— Your goal —
Faithfully return all lines, omitting every embedded picture.

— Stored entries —
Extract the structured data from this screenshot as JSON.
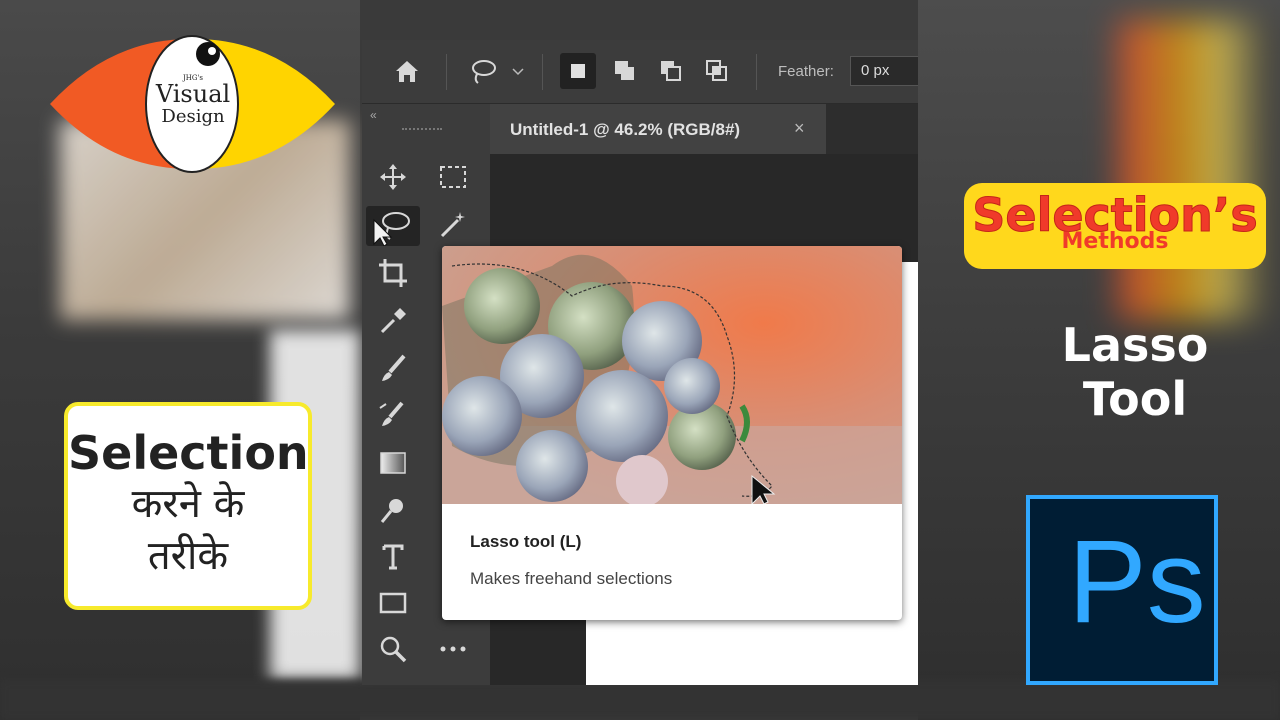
{
  "logo": {
    "brand_small": "JHG's",
    "brand_line1": "Visual",
    "brand_line2": "Design"
  },
  "left_badge": {
    "line1": "Selection",
    "line2": "करने के",
    "line3": "तरीके"
  },
  "right_badge": {
    "title": "Selection’s",
    "subtitle": "Methods"
  },
  "lasso_heading": {
    "line1": "Lasso",
    "line2": "Tool"
  },
  "ps_logo": {
    "text": "Ps"
  },
  "options_bar": {
    "feather_label": "Feather:",
    "feather_value": "0 px",
    "icons": [
      "home-icon",
      "lasso-icon",
      "chevron-down-icon",
      "new-selection-icon",
      "add-to-selection-icon",
      "subtract-from-selection-icon",
      "intersect-selection-icon"
    ]
  },
  "document_tab": {
    "title": "Untitled-1 @ 46.2% (RGB/8#)",
    "close": "×"
  },
  "toolbar": {
    "collapse": "«",
    "tools": [
      "move-tool",
      "marquee-tool",
      "lasso-tool",
      "magic-wand-tool",
      "crop-tool",
      "eyedropper-tool",
      "brush-tool",
      "clone-stamp-tool",
      "gradient-tool",
      "dodge-tool",
      "type-tool",
      "rectangle-tool",
      "zoom-tool",
      "more-tools"
    ]
  },
  "tooltip": {
    "title": "Lasso tool (L)",
    "description": "Makes freehand selections"
  },
  "colors": {
    "ps_blue": "#31a8ff",
    "ps_dark": "#001d34",
    "badge_yellow": "#ffd81c",
    "badge_red": "#f03a2a",
    "logo_orange": "#f15a24",
    "logo_yellow": "#ffd400"
  }
}
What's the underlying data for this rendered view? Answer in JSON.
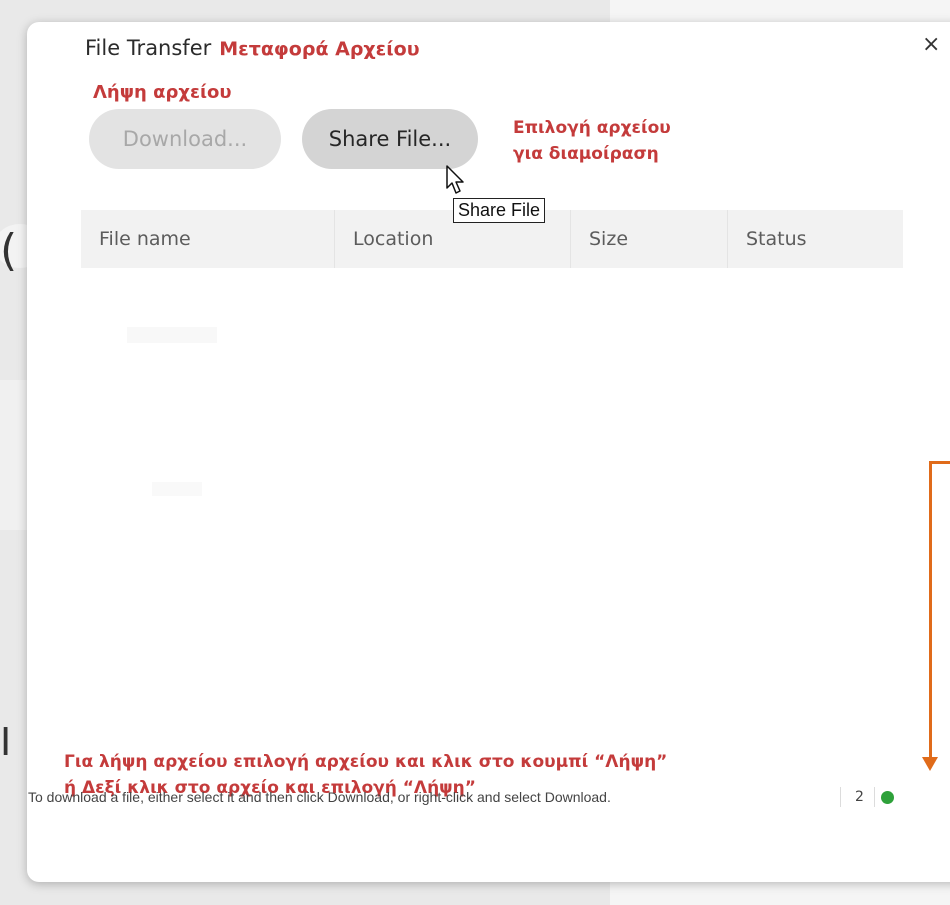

— Expected answer —
Extract the structured data from this screenshot as JSON.
{
  "logo": {
    "brand_small": "JHG's",
    "brand_line1": "Visual",
    "brand_line2": "Design"
  },
  "left_badge": {
    "line1": "Selection",
    "line2": "करने के",
    "line3": "तरीके"
  },
  "right_badge": {
    "title": "Selection’s",
    "subtitle": "Methods"
  },
  "lasso_heading": {
    "line1": "Lasso",
    "line2": "Tool"
  },
  "ps_logo": {
    "text": "Ps"
  },
  "options_bar": {
    "feather_label": "Feather:",
    "feather_value": "0 px",
    "icons": [
      "home-icon",
      "lasso-icon",
      "chevron-down-icon",
      "new-selection-icon",
      "add-to-selection-icon",
      "subtract-from-selection-icon",
      "intersect-selection-icon"
    ]
  },
  "document_tab": {
    "title": "Untitled-1 @ 46.2% (RGB/8#)",
    "close": "×"
  },
  "toolbar": {
    "collapse": "«",
    "tools": [
      "move-tool",
      "marquee-tool",
      "lasso-tool",
      "magic-wand-tool",
      "crop-tool",
      "eyedropper-tool",
      "brush-tool",
      "clone-stamp-tool",
      "gradient-tool",
      "dodge-tool",
      "type-tool",
      "rectangle-tool",
      "zoom-tool",
      "more-tools"
    ]
  },
  "tooltip": {
    "title": "Lasso tool (L)",
    "description": "Makes freehand selections"
  },
  "colors": {
    "ps_blue": "#31a8ff",
    "ps_dark": "#001d34",
    "badge_yellow": "#ffd81c",
    "badge_red": "#f03a2a",
    "logo_orange": "#f15a24",
    "logo_yellow": "#ffd400"
  }
}
What's the underlying data for this rendered view? Answer in JSON.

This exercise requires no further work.